WHAT TO WORK ON
Work out the number of lines with "Saint" in them. Reply with that number and no other words.

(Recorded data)
##############################

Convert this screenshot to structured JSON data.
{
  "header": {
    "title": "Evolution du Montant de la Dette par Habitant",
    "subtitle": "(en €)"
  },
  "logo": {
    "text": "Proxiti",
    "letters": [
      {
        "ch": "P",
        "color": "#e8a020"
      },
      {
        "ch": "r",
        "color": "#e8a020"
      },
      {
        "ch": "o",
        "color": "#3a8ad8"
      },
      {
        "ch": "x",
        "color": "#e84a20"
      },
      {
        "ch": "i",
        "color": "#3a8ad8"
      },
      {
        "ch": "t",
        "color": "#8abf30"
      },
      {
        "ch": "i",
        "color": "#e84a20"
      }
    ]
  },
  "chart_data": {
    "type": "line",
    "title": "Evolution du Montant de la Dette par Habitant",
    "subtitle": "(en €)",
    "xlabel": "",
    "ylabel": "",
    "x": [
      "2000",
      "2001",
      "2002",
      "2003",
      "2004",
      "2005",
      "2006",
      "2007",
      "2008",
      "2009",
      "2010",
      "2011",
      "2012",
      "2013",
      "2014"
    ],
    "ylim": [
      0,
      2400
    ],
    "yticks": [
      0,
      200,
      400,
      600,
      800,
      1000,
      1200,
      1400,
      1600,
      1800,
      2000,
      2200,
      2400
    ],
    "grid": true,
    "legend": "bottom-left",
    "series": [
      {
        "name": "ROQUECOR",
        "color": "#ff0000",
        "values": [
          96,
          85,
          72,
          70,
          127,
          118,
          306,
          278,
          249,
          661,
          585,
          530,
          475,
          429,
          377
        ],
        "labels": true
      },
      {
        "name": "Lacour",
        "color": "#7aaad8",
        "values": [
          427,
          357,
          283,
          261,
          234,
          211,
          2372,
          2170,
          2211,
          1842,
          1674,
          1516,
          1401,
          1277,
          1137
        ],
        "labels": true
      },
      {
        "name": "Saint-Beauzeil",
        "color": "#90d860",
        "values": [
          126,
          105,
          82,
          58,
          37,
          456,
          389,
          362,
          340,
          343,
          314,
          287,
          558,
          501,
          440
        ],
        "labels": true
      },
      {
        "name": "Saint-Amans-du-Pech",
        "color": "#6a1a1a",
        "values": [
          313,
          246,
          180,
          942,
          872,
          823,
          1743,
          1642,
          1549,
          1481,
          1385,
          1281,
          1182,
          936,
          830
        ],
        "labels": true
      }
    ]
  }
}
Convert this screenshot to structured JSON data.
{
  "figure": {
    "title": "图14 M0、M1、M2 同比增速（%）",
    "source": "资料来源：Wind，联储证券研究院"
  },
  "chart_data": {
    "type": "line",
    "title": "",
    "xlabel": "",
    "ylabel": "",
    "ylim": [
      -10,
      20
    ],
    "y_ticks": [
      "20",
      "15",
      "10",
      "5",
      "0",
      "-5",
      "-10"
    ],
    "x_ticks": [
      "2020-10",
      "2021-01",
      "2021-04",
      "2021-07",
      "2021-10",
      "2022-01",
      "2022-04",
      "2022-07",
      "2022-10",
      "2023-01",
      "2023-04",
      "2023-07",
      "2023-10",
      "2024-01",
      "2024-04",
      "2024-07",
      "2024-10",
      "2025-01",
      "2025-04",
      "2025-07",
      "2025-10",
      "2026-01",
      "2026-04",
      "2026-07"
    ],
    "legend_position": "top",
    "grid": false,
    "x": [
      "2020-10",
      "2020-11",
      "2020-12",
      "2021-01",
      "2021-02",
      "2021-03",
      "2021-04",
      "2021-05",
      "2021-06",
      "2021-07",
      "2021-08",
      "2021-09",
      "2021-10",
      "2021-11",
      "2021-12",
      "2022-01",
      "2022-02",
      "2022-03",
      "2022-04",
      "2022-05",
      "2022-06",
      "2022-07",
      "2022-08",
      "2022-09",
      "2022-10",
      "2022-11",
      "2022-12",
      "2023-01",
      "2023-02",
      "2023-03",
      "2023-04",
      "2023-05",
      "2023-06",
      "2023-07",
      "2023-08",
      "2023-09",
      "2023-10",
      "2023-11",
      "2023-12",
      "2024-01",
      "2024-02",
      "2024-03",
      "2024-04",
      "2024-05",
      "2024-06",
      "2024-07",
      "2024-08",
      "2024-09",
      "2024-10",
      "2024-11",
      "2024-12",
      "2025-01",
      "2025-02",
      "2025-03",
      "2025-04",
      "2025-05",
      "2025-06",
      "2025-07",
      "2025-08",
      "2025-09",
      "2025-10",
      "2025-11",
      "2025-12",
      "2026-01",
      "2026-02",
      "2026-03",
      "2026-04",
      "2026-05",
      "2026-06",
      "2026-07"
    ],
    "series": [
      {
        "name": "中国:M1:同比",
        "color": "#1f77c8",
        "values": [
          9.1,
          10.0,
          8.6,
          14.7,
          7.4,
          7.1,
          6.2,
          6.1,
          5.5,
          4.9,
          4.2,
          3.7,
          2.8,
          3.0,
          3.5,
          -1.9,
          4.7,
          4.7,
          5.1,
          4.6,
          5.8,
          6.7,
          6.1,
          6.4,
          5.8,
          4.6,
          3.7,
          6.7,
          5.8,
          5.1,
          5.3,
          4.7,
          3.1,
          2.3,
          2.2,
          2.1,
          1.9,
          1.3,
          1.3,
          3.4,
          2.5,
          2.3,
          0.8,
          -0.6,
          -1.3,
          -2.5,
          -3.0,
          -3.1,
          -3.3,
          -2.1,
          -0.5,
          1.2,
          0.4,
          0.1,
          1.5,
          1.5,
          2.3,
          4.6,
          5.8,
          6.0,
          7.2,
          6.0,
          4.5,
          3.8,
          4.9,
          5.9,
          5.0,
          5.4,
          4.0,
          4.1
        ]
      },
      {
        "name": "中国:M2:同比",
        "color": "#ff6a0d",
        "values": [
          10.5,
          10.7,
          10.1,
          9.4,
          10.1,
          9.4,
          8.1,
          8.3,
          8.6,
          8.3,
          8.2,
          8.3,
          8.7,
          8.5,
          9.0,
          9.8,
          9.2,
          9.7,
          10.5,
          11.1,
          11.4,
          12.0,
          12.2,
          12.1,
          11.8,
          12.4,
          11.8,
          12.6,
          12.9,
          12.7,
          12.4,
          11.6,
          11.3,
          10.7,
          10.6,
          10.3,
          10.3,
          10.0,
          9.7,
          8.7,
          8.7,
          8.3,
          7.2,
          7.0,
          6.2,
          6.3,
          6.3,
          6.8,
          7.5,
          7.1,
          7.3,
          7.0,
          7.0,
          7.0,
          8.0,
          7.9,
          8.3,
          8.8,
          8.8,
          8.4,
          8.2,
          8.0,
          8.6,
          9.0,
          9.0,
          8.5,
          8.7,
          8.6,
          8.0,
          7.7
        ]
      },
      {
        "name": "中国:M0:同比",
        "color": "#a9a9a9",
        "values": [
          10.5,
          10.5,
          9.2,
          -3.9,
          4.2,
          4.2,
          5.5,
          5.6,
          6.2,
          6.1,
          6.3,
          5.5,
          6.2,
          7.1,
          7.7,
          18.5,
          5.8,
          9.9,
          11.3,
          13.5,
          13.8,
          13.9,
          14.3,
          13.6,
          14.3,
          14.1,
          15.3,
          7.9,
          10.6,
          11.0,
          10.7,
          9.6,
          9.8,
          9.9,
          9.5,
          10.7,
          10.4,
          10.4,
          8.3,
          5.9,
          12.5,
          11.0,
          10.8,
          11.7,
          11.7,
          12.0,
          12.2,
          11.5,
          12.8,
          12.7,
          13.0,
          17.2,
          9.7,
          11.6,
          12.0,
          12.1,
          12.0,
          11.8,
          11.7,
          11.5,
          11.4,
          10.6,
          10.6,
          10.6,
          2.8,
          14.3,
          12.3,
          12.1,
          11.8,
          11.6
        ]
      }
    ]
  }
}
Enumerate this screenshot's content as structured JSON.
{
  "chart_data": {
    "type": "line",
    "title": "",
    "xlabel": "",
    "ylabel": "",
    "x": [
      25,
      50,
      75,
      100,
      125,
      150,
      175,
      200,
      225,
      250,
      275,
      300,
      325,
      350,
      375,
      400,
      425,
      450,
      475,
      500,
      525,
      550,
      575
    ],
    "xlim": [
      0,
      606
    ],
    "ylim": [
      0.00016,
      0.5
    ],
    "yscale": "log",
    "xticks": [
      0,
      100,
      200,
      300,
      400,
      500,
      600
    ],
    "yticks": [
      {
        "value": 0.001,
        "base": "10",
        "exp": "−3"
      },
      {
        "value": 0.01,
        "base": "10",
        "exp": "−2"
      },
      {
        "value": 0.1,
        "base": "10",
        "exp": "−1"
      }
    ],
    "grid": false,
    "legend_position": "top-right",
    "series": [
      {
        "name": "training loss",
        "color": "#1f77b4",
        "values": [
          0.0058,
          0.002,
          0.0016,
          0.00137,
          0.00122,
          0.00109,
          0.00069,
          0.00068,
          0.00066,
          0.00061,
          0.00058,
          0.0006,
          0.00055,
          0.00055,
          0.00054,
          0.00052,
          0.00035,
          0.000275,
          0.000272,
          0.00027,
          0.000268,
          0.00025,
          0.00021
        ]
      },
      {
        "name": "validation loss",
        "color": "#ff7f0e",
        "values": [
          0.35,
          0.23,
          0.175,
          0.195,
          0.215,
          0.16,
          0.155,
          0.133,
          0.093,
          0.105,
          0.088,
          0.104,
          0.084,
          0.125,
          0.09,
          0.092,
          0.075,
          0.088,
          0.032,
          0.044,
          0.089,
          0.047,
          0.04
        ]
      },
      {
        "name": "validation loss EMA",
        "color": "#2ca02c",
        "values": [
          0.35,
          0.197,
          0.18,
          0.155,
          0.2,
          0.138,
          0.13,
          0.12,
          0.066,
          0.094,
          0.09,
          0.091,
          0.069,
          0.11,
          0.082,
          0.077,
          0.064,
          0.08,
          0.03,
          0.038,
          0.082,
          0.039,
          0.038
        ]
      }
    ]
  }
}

##############################

TASK RESPONSE
2